** DESCRIPTION OF THE TASK **
Using the listing below, please gather every line containing the word "értéke".
^^^^^^^^^^^^^^^^
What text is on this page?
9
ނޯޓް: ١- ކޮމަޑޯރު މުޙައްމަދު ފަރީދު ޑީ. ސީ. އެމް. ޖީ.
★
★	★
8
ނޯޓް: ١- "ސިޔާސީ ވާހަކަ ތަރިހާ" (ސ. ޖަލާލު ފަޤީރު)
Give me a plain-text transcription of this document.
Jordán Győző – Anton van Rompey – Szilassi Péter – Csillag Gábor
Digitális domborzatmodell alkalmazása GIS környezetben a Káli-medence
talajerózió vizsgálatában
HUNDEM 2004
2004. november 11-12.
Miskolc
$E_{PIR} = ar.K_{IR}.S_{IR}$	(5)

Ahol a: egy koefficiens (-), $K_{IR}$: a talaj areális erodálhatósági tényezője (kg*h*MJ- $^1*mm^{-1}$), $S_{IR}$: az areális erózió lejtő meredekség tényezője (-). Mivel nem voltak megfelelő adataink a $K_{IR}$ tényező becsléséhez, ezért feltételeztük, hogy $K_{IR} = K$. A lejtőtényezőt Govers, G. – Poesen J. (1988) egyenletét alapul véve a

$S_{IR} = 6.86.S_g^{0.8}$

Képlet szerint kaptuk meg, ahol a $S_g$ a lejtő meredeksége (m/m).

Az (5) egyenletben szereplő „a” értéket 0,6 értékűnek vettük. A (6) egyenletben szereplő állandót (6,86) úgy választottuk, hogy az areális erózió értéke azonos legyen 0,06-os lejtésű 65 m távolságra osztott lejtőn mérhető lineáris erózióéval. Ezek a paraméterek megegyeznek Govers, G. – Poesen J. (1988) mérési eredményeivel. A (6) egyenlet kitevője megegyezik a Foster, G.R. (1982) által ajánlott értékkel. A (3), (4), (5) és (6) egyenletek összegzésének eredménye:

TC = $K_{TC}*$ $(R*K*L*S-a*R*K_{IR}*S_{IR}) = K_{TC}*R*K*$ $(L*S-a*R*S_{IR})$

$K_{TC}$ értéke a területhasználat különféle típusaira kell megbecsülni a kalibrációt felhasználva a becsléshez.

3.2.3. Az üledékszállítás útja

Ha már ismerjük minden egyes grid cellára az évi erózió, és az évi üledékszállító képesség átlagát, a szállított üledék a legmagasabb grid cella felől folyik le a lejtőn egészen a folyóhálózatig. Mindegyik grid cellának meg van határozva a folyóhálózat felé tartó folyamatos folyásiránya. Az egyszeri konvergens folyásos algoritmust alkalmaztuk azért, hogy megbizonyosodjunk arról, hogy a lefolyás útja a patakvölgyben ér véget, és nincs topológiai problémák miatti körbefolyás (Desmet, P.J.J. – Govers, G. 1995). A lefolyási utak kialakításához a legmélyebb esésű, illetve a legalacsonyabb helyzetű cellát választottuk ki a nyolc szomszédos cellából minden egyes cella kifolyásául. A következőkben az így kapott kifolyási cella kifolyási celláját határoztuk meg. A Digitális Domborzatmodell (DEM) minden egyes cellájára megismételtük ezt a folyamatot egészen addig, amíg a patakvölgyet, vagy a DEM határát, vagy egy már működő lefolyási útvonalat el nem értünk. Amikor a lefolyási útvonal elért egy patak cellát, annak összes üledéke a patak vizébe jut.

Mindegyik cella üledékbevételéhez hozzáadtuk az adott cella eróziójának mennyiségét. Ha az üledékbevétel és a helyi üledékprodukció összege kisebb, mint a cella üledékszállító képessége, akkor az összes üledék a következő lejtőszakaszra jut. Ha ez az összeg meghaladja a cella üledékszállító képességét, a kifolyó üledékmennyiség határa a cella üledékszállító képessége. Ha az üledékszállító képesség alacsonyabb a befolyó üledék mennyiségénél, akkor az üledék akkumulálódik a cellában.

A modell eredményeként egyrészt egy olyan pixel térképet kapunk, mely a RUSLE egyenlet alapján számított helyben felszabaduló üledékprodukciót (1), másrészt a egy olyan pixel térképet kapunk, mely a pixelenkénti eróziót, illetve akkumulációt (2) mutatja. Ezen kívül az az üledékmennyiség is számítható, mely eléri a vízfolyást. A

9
^^^^^^^^^^^^^^^^
** OUTPUT OF THE TASK **
Az (5) egyenletben szereplő „a” értéket 0,6 értékűnek vettük. A (6) egyenletben szereplő állandót (6,86) úgy választottuk, hogy az areális erózió értéke azonos legyen 0,06-os lejtésű 65 m távolságra osztott lejtőn mérhető lineáris erózióéval. Ezek a paraméterek megegyeznek Govers, G. – Poesen J. (1988) mérési eredményeivel. A (6) egyenlet kitevője megegyezik a Foster, G.R. (1982) által ajánlott értékkel. A (3), (4), (5) és (6) egyenletek összegzésének eredménye:
$K_{TC}$ értéke a területhasználat különféle típusaira kell megbecsülni a kalibrációt felhasználva a becsléshez.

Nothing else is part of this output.